┌────────
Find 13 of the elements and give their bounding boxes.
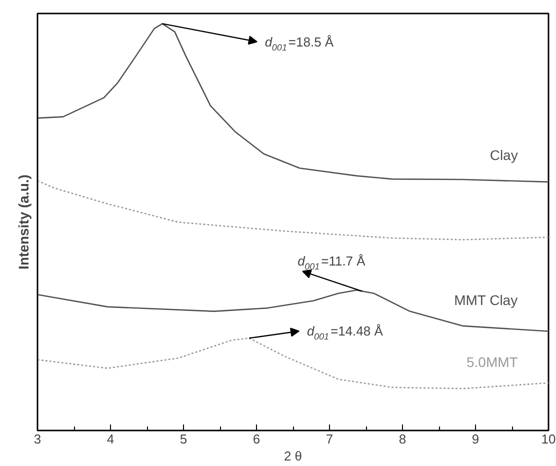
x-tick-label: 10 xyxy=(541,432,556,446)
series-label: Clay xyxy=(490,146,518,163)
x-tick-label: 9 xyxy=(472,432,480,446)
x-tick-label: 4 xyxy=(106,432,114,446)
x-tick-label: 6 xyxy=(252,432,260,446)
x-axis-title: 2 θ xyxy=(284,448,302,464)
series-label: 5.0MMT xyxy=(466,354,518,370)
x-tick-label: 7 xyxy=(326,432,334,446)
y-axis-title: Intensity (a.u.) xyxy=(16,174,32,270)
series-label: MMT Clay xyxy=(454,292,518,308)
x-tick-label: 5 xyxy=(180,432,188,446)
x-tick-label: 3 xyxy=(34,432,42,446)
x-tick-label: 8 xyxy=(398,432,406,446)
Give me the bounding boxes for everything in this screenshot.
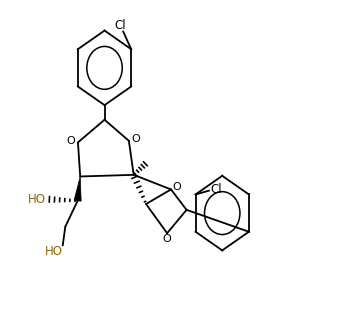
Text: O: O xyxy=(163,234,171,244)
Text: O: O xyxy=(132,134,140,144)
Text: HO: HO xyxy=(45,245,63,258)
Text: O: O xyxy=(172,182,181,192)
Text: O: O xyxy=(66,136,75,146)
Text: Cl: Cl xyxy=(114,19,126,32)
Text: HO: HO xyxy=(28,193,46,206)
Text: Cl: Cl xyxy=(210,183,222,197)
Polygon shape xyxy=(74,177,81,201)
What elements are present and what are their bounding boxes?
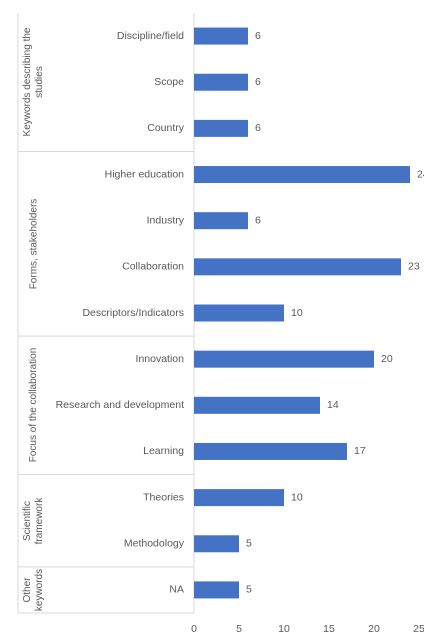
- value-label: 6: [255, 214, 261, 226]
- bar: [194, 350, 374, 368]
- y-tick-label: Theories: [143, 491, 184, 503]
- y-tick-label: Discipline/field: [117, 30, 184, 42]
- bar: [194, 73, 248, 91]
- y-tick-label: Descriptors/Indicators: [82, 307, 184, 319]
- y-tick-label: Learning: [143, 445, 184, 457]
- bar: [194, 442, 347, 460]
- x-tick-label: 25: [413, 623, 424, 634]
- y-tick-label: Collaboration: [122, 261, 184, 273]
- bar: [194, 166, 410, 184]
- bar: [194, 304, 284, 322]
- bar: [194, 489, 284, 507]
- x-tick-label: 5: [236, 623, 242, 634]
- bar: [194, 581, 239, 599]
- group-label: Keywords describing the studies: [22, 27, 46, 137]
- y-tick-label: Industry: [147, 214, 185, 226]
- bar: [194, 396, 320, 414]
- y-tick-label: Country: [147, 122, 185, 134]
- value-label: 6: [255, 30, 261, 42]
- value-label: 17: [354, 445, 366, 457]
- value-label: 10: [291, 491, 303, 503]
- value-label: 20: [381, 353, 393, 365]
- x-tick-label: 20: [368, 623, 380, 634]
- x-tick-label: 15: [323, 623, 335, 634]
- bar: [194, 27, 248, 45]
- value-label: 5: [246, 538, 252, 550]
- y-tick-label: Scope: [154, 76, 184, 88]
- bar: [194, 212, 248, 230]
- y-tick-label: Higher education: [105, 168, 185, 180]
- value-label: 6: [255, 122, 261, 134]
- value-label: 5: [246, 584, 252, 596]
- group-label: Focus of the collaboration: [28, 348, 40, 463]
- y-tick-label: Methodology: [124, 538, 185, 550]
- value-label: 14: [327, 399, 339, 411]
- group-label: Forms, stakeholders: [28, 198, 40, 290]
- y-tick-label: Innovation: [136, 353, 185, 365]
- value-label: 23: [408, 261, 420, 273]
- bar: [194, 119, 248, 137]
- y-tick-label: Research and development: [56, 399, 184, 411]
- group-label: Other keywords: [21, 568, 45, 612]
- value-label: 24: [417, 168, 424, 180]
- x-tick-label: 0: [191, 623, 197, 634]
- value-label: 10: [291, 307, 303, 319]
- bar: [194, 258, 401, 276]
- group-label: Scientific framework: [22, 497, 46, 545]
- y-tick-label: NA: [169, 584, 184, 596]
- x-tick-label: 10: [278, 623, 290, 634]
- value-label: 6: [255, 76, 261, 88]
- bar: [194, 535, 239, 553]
└────────
┌────────
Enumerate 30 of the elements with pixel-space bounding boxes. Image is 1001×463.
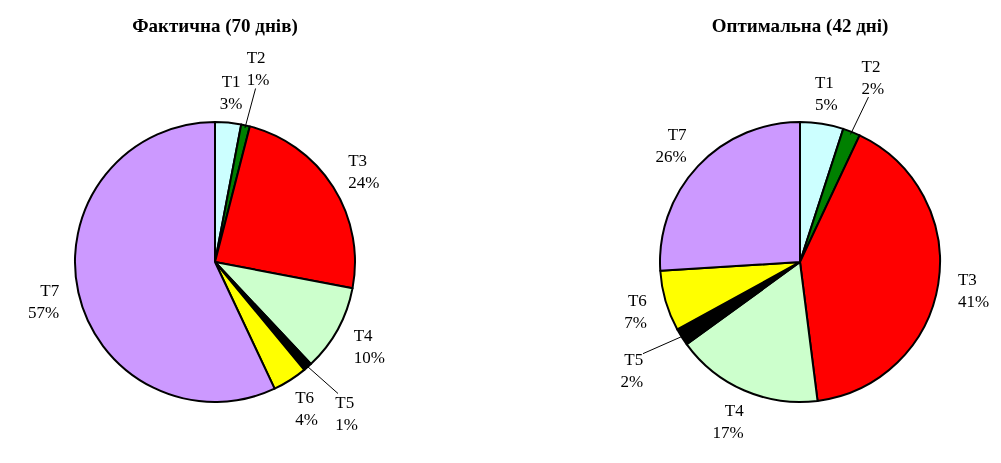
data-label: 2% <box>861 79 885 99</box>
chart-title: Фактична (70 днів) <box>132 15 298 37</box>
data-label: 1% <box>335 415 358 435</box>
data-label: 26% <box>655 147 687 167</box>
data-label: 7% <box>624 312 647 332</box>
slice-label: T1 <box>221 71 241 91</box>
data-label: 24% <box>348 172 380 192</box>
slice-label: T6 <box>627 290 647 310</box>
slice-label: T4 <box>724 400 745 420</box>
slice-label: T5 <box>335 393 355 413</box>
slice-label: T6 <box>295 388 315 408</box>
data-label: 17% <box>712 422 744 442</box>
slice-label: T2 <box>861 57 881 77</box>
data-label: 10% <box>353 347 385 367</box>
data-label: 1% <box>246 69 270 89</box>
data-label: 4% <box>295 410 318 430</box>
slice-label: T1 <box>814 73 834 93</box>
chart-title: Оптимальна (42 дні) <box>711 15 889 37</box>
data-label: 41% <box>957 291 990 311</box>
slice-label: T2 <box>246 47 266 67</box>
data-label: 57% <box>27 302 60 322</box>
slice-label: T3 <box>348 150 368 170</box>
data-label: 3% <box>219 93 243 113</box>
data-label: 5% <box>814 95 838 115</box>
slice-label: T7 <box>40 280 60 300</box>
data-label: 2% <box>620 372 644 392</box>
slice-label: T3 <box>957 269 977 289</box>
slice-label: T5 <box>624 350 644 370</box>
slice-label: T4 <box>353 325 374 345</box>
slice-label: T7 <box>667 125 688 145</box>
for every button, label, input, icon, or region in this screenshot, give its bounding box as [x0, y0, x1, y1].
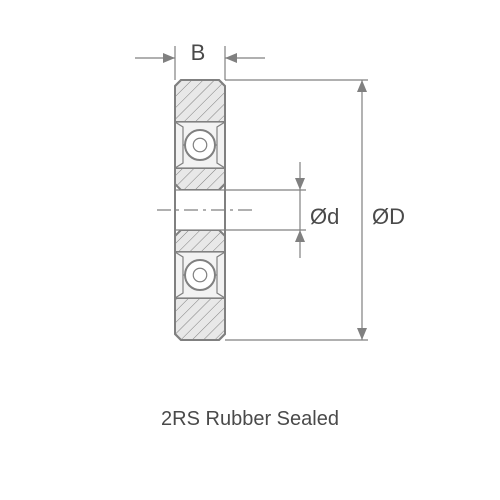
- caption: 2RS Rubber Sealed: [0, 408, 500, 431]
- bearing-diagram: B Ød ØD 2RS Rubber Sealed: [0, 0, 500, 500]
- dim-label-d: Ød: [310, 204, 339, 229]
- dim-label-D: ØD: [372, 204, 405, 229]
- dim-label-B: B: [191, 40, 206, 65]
└────────
(Your instructions): Rewrite the stretch from the line containing "Enumerate 30 of" through the line containing "- dim-label-B: B: [191, 40, 206, 65]", replacing "slice-label" with "segment-label" and changing nothing else. Omit the pictures.

(Final result):
Enumerate 30 of the elements with pixel-space bounding boxes. Image is 1001×463.
data-label: 2% <box>861 79 885 99</box>
chart-title: Фактична (70 днів) <box>132 15 298 37</box>
data-label: 1% <box>335 415 358 435</box>
data-label: 26% <box>655 147 687 167</box>
data-label: 7% <box>624 312 647 332</box>
segment-label: T1 <box>221 71 241 91</box>
data-label: 24% <box>348 172 380 192</box>
segment-label: T6 <box>627 290 647 310</box>
segment-label: T4 <box>724 400 745 420</box>
segment-label: T5 <box>335 393 355 413</box>
segment-label: T6 <box>295 388 315 408</box>
data-label: 17% <box>712 422 744 442</box>
segment-label: T2 <box>861 57 881 77</box>
data-label: 10% <box>353 347 385 367</box>
data-label: 1% <box>246 69 270 89</box>
data-label: 4% <box>295 410 318 430</box>
segment-label: T1 <box>814 73 834 93</box>
chart-title: Оптимальна (42 дні) <box>711 15 889 37</box>
data-label: 41% <box>957 291 990 311</box>
segment-label: T2 <box>246 47 266 67</box>
data-label: 57% <box>27 302 60 322</box>
segment-label: T3 <box>348 150 368 170</box>
data-label: 3% <box>219 93 243 113</box>
data-label: 5% <box>814 95 838 115</box>
segment-label: T7 <box>40 280 60 300</box>
data-label: 2% <box>620 372 644 392</box>
segment-label: T3 <box>957 269 977 289</box>
segment-label: T5 <box>624 350 644 370</box>
segment-label: T4 <box>353 325 374 345</box>
segment-label: T7 <box>667 125 688 145</box>
for every button, label, input, icon, or region in this screenshot, give its bounding box as [x0, y0, x1, y1].
- caption: 2RS Rubber Sealed: [0, 408, 500, 431]
- bearing-diagram: B Ød ØD 2RS Rubber Sealed: [0, 0, 500, 500]
- dim-label-d: Ød: [310, 204, 339, 229]
- dim-label-D: ØD: [372, 204, 405, 229]
- dim-label-B: B: [191, 40, 206, 65]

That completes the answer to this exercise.